Given problem>
Out of the lines in this data, how many include "text"? Give the number and nothing else.

Extracted information>

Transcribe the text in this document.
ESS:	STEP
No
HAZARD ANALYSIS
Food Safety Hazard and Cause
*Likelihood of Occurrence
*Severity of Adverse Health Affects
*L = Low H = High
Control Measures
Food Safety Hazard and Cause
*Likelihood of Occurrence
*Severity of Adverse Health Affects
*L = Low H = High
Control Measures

...

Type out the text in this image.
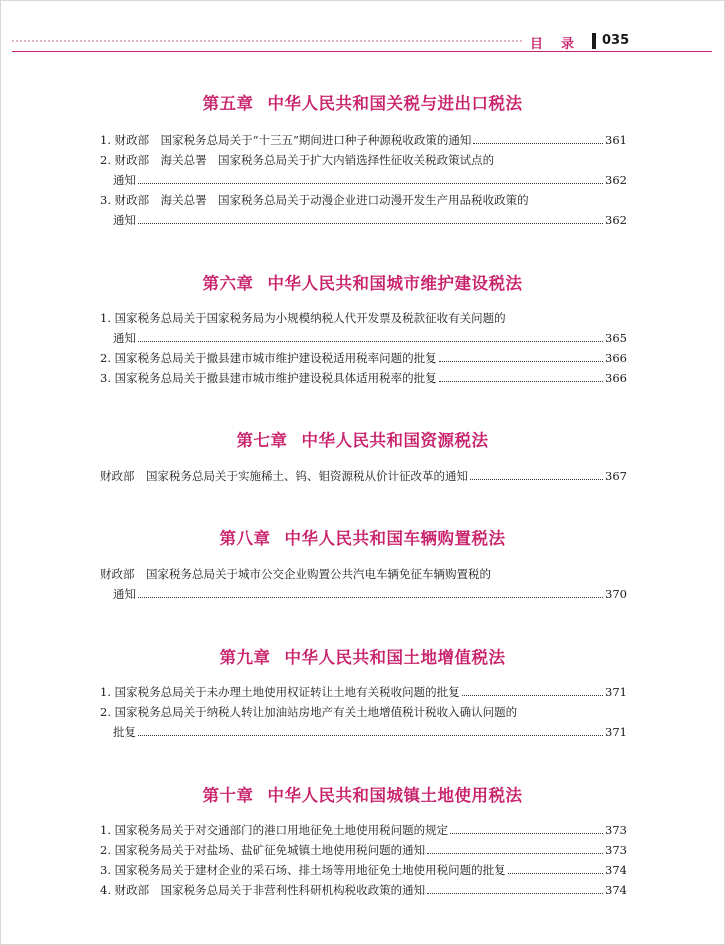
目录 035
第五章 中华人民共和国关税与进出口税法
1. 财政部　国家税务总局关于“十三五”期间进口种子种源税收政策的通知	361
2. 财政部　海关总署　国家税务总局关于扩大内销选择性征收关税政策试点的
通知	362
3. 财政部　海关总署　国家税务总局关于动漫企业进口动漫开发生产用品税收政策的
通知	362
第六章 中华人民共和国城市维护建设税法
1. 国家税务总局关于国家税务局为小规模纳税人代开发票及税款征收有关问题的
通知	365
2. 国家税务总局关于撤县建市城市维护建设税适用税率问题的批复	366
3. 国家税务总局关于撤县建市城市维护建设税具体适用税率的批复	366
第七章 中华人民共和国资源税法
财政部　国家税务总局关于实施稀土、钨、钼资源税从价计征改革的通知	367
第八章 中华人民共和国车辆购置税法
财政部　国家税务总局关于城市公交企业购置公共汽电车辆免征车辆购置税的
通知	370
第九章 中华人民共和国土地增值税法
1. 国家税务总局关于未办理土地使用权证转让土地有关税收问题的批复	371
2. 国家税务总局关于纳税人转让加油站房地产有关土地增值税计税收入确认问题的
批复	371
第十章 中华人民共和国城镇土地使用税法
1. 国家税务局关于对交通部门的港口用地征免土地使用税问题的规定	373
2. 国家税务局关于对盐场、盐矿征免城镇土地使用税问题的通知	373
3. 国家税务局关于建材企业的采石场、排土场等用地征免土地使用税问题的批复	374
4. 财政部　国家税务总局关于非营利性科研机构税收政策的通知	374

Expected answer>
2